診療の案内

硝子体手術の説明

眼内は硝子体と呼ばれるゼリー状の物質で満たされています。硝子体は網膜剥離の原因になったり、出血がたまって視力を損なったり、細菌感染の場になったと様々な眼疾患に関係します。
1980年頃より硝子体を切除する硝子体手術が広まり、難治であった糖尿病網膜症、網膜剥離、黄斑疾患が治療可能となりました。

硝子体手術

硝子体手術はベッドに仰向けになり、消毒の後、清潔なカバーを顔にかけて行います。
手術は基本的に局所麻酔です。
手術時間は約1.5~3時間です。硝子体手術では硝子体に置き換える還流液、眼内照明、硝子体カッターなどの入り口を眼球に作って、眼疾患に関係している硝子体の切除を行います。
必要に応じて眼内染色液の使用や薬物注入、網膜上の膜除去、レーザー凝固などの操作を行います。

 

手術終了時に眼内の状況に応じてガス、シリコンオイルなどを眼内に入れる場合があります。
ガスは自然に2週間程で眼内の水に置き換わります。
シリコンオイルはより重症例に使用され、眼内の状態が落ち着いたら再手術によって除去します。

 

硝子体 硝子体切除

白内障の同時手術

硝子体手術をおこなうと白内障の急速な進行が認められます。
また、白内障手術を同時に行うことによって硝子体手術が安全、確実にできるという長所もあります。
このような理由よりほとんどの症例で硝子体手術と白内障手術を同時に行います。
多くの場合人工レンズを挿入しますが、症例によっては再手術で後日人工レンズを挿入します。

硝子体手術の合併症

---*感染性眼内炎*---
術前、術後の抗生剤の使用、術中の消毒と可能な限りの対応をしていますが手術の創より眼表面等の病原菌がはいり、眼内感染を起こす可能性があります(約0.1%)。
眼内感染がおこった場合、再手術、抗生剤の投与をおこないますが視力予後は不良です。

 

 

---*駆出性出血*---
眼内の血管が破綻をおこして大出血をおこす稀な合併症です。
すべての眼科手術で起こる可能性があります。

 

 

---*網膜裂孔、網膜剥離*---
眼内操作や術後の硝子体収縮により新たな網膜裂孔、剥離が生じる可能があります。
多くの場合再手術を必要とします。

 

 

---*増殖硝子体網膜症*---
術後、眼内に形成された膜によって網膜剥離が生じる難治性の合併症です。
長期間放置された眼疾患や若年者の術後に起こりやすい傾向があります。

· · · · ·

• **課題の目的**
上に掲げた硝子体手術の説明文を、最後の文の後から続けて書いてください。

文書理解データ:
· · · · ·

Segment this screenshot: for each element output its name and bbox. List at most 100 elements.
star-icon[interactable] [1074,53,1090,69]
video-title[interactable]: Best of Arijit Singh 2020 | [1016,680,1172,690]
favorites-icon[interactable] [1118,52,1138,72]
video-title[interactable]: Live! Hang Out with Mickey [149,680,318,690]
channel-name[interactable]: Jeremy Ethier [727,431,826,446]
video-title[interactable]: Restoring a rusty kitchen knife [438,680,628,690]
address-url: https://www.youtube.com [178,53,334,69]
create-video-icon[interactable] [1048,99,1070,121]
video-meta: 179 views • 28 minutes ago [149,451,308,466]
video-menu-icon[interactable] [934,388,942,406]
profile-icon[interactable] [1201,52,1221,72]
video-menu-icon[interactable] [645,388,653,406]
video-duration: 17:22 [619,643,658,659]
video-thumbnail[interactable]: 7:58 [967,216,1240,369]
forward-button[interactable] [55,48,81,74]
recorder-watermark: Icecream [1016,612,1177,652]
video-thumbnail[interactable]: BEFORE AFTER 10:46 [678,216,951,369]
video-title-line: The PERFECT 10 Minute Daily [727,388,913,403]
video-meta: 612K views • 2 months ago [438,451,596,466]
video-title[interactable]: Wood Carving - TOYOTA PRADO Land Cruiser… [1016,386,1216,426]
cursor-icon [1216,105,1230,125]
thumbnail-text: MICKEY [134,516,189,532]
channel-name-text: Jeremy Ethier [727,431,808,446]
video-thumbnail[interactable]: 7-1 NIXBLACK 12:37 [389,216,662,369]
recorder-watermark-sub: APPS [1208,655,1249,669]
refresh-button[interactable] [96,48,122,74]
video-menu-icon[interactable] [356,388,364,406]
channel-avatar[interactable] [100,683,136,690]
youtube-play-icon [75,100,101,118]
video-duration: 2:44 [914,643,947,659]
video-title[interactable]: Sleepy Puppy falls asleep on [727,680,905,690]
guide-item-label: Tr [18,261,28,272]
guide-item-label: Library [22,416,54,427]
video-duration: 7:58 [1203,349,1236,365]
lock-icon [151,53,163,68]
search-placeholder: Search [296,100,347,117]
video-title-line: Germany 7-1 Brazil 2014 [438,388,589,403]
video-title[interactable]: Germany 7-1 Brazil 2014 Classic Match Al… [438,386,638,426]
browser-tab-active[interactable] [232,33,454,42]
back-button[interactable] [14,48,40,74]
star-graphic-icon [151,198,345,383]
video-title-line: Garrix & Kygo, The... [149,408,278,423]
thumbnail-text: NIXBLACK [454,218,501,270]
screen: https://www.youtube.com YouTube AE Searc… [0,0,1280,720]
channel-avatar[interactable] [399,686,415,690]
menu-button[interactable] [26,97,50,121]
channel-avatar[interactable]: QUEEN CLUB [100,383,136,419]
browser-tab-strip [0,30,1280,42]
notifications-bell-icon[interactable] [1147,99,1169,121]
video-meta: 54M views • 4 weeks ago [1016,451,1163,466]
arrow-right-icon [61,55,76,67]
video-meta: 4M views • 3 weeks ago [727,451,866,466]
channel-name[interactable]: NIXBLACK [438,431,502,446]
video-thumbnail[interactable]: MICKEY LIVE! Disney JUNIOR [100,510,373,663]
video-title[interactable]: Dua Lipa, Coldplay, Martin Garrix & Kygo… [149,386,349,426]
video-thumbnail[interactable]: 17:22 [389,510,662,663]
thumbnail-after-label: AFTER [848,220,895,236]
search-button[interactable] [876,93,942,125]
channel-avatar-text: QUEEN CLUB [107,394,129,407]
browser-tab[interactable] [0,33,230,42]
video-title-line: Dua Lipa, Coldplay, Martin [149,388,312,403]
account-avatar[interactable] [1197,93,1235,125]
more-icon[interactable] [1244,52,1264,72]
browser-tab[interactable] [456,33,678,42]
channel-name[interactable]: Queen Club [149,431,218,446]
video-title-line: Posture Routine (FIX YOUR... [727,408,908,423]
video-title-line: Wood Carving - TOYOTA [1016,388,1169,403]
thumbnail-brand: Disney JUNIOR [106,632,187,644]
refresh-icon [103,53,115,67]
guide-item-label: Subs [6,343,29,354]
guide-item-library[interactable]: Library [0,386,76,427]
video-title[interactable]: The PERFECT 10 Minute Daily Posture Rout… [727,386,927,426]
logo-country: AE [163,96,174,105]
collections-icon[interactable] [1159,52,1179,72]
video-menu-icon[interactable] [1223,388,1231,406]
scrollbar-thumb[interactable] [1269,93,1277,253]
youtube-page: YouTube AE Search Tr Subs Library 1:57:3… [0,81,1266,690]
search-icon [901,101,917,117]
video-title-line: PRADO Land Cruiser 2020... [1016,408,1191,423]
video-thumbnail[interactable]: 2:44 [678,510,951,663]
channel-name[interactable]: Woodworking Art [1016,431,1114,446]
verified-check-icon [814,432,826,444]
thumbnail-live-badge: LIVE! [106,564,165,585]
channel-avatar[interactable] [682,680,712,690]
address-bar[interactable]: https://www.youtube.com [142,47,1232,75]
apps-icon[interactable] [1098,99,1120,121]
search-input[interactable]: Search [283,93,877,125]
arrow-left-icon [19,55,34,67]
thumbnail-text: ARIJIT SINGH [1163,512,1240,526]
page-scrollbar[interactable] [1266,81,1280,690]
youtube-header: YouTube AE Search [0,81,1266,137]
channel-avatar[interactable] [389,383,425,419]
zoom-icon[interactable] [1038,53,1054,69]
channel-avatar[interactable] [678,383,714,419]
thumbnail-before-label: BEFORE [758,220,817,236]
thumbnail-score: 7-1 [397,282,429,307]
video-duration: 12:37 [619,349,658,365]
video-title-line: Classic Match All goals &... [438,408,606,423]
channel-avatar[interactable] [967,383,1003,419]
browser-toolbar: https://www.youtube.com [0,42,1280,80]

· · · · ·

• **本問の解答**
 

 

---*血管新生緑内障*---
糖尿病網膜症の術後などに生じた新生血管が眼内の排水を妨げて眼圧が上昇して緑内障へ進行する難治性の疾患です。

 

 

---*眼圧上昇*---
術後に眼圧が上昇する合併症です。
ほとんどの場合、経過観察あるいは点眼剤の使用によって改善しますが、長期間、点眼剤を使用しなければならない場合もあります。

 

 

---*硝子体出血*---
術後、眼内で出血が生じることがあります。
糖尿病網膜症の術後では頻発します。
多くの場合2週間以内で改善しますが、再手術が必要な場合もあります。

 

 

---*術後の充血、異物感*---
眼の表面に手術による傷が残ります。
数ヶ月で目立たなくなりますが、充血し易くなり、違和感が残ることがあります。

入院期間、安静について

手術終了時に眼内にガスやシリコンオイルをいれた場合はその浮力で網膜の復位をうながすために術後約一週間は下向きで安静を維持する必要があります。
経過が良好な場合は約10日間の入院になります。
ガスなどをいれない場合、経過良好ならば術後3日目以降に退院可能です。

  • 手術終了時にガスをいれる可能性があります。
  • 手術終了時にシリコンオイルをいれる可能性があります。

術後の視力予後

疾患によって視力回復の経過は異なりますが網膜中心部に障害をうけた眼疾患ではものがゆがんで見える症状が残る場合があります。
術直後に視力が悪くとも術後半年程は視力の回復が期待できます。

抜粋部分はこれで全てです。